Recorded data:
· · · · · · ·

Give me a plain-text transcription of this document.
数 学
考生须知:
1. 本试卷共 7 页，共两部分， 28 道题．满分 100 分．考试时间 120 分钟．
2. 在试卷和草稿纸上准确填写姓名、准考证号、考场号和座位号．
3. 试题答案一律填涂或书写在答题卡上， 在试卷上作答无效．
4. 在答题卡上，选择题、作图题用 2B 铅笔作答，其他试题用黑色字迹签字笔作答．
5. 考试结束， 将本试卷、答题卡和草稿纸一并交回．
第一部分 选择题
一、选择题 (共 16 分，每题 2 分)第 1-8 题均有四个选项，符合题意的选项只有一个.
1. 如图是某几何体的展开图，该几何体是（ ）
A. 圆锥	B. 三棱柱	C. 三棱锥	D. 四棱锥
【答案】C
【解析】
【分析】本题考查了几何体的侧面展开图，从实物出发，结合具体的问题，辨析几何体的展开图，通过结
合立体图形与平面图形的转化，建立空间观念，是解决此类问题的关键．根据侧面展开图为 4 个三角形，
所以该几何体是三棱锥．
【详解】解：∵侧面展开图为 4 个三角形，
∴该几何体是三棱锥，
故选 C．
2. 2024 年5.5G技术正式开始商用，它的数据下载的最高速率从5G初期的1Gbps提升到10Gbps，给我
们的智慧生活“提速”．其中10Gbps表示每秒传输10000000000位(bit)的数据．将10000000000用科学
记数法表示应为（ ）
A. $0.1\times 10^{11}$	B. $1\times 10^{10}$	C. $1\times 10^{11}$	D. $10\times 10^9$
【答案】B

· · · · · · ·

→ What you should do
Extract the complete listing above, reproducing each line exactly.

→ Result of the exercise
Give me a plain-text transcription of this document.
数 学
考生须知:
1. 本试卷共 7 页，共两部分， 28 道题．满分 100 分．考试时间 120 分钟．
2. 在试卷和草稿纸上准确填写姓名、准考证号、考场号和座位号．
3. 试题答案一律填涂或书写在答题卡上， 在试卷上作答无效．
4. 在答题卡上，选择题、作图题用 2B 铅笔作答，其他试题用黑色字迹签字笔作答．
5. 考试结束， 将本试卷、答题卡和草稿纸一并交回．
第一部分 选择题
一、选择题 (共 16 分，每题 2 分)第 1-8 题均有四个选项，符合题意的选项只有一个.
1. 如图是某几何体的展开图，该几何体是（ ）
A. 圆锥	B. 三棱柱	C. 三棱锥	D. 四棱锥
【答案】C
【解析】
【分析】本题考查了几何体的侧面展开图，从实物出发，结合具体的问题，辨析几何体的展开图，通过结
合立体图形与平面图形的转化，建立空间观念，是解决此类问题的关键．根据侧面展开图为 4 个三角形，
所以该几何体是三棱锥．
【详解】解：∵侧面展开图为 4 个三角形，
∴该几何体是三棱锥，
故选 C．
2. 2024 年5.5G技术正式开始商用，它的数据下载的最高速率从5G初期的1Gbps提升到10Gbps，给我
们的智慧生活“提速”．其中10Gbps表示每秒传输10000000000位(bit)的数据．将10000000000用科学
记数法表示应为（ ）
A. $0.1\times 10^{11}$	B. $1\times 10^{10}$	C. $1\times 10^{11}$	D. $10\times 10^9$
【答案】B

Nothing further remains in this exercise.